Stored records:
====

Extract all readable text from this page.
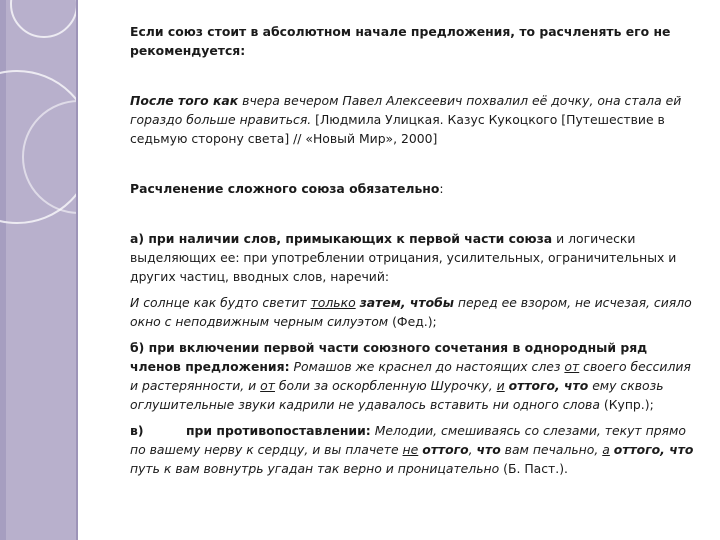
Если союз стоит в абсолютном начале предложения, то расчленять его не рекомендуется:

После того как вчера вечером Павел Алексеевич похвалил её дочку, она стала ей гораздо больше нравиться. [Людмила Улицкая. Казус Кукоцкого [Путешествие в седьмую сторону света] // «Новый Мир», 2000]

Расчленение сложного союза обязательно:

а) при наличии слов, примыкающих к первой части союза и логически выделяющих ее: при употреблении отрицания, усилительных, ограничительных и других частиц, вводных слов, наречий:

И солнце как будто светит только затем, чтобы перед ее взором, не исчезая, сияло окно с неподвижным черным силуэтом (Фед.);

б) при включении первой части союзного сочетания в однородный ряд членов предложения: Ромашов же краснел до настоящих слез от своего бессилия и растерянности, и от боли за оскорбленную Шурочку, и оттого, что ему сквозь оглушительные звуки кадрили не удавалось вставить ни одного слова (Купр.);

в)	при противопоставлении: Мелодии, смешиваясь со слезами, текут прямо по вашему нерву к сердцу, и вы плачете не оттого, что вам печально, а оттого, что путь к вам вовнутрь угадан так верно и проницательно (Б. Паст.).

====

Objective: Images must not appear in the copy; reproduce everything else in the records verbatim.

Result:
Extract all readable text from this page.
Если союз стоит в абсолютном начале предложения, то расчленять его не рекомендуется:

После того как вчера вечером Павел Алексеевич похвалил её дочку, она стала ей гораздо больше нравиться. [Людмила Улицкая. Казус Кукоцкого [Путешествие в седьмую сторону света] // «Новый Мир», 2000]

Расчленение сложного союза обязательно:

а) при наличии слов, примыкающих к первой части союза и логически выделяющих ее: при употреблении отрицания, усилительных, ограничительных и других частиц, вводных слов, наречий:

И солнце как будто светит только затем, чтобы перед ее взором, не исчезая, сияло окно с неподвижным черным силуэтом (Фед.);

б) при включении первой части союзного сочетания в однородный ряд членов предложения: Ромашов же краснел до настоящих слез от своего бессилия и растерянности, и от боли за оскорбленную Шурочку, и оттого, что ему сквозь оглушительные звуки кадрили не удавалось вставить ни одного слова (Купр.);

в)	при противопоставлении: Мелодии, смешиваясь со слезами, текут прямо по вашему нерву к сердцу, и вы плачете не оттого, что вам печально, а оттого, что путь к вам вовнутрь угадан так верно и проницательно (Б. Паст.).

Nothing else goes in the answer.